Set exercise => Restate the records below word for word.

Material provided =>

---

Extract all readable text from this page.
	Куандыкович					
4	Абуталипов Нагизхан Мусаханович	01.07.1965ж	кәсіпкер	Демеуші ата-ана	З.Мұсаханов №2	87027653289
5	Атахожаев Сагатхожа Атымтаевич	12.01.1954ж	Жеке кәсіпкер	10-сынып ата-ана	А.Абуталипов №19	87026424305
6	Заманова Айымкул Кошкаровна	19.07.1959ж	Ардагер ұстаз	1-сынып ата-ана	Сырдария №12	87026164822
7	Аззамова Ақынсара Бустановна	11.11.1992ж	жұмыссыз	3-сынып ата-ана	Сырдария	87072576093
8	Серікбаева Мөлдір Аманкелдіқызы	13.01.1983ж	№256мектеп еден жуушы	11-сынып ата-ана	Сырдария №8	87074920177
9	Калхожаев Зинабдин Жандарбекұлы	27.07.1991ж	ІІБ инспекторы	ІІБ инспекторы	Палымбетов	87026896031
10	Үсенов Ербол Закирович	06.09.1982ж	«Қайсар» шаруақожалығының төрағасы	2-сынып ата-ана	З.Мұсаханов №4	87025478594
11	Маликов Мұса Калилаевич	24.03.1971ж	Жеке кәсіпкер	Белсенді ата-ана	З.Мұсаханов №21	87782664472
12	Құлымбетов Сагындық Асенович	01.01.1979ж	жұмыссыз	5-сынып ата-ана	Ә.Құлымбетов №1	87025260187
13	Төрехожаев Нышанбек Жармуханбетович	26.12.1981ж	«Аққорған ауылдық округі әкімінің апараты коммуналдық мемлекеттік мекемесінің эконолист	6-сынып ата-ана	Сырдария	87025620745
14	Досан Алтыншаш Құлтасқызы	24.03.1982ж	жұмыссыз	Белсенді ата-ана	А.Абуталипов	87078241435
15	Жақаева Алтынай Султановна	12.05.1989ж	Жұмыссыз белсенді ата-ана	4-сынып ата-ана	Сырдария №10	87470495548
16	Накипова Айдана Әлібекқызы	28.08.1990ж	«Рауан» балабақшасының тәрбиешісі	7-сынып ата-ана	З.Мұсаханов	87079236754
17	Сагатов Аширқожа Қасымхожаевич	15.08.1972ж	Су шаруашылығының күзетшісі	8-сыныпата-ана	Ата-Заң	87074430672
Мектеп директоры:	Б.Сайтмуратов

---

Full answer =>
Extract all readable text from this page.
	Куандыкович					
4	Абуталипов Нагизхан Мусаханович	01.07.1965ж	кәсіпкер	Демеуші ата-ана	З.Мұсаханов №2	87027653289
5	Атахожаев Сагатхожа Атымтаевич	12.01.1954ж	Жеке кәсіпкер	10-сынып ата-ана	А.Абуталипов №19	87026424305
6	Заманова Айымкул Кошкаровна	19.07.1959ж	Ардагер ұстаз	1-сынып ата-ана	Сырдария №12	87026164822
7	Аззамова Ақынсара Бустановна	11.11.1992ж	жұмыссыз	3-сынып ата-ана	Сырдария	87072576093
8	Серікбаева Мөлдір Аманкелдіқызы	13.01.1983ж	№256мектеп еден жуушы	11-сынып ата-ана	Сырдария №8	87074920177
9	Калхожаев Зинабдин Жандарбекұлы	27.07.1991ж	ІІБ инспекторы	ІІБ инспекторы	Палымбетов	87026896031
10	Үсенов Ербол Закирович	06.09.1982ж	«Қайсар» шаруақожалығының төрағасы	2-сынып ата-ана	З.Мұсаханов №4	87025478594
11	Маликов Мұса Калилаевич	24.03.1971ж	Жеке кәсіпкер	Белсенді ата-ана	З.Мұсаханов №21	87782664472
12	Құлымбетов Сагындық Асенович	01.01.1979ж	жұмыссыз	5-сынып ата-ана	Ә.Құлымбетов №1	87025260187
13	Төрехожаев Нышанбек Жармуханбетович	26.12.1981ж	«Аққорған ауылдық округі әкімінің апараты коммуналдық мемлекеттік мекемесінің эконолист	6-сынып ата-ана	Сырдария	87025620745
14	Досан Алтыншаш Құлтасқызы	24.03.1982ж	жұмыссыз	Белсенді ата-ана	А.Абуталипов	87078241435
15	Жақаева Алтынай Султановна	12.05.1989ж	Жұмыссыз белсенді ата-ана	4-сынып ата-ана	Сырдария №10	87470495548
16	Накипова Айдана Әлібекқызы	28.08.1990ж	«Рауан» балабақшасының тәрбиешісі	7-сынып ата-ана	З.Мұсаханов	87079236754
17	Сагатов Аширқожа Қасымхожаевич	15.08.1972ж	Су шаруашылығының күзетшісі	8-сыныпата-ана	Ата-Заң	87074430672
Мектеп директоры:	Б.Сайтмуратов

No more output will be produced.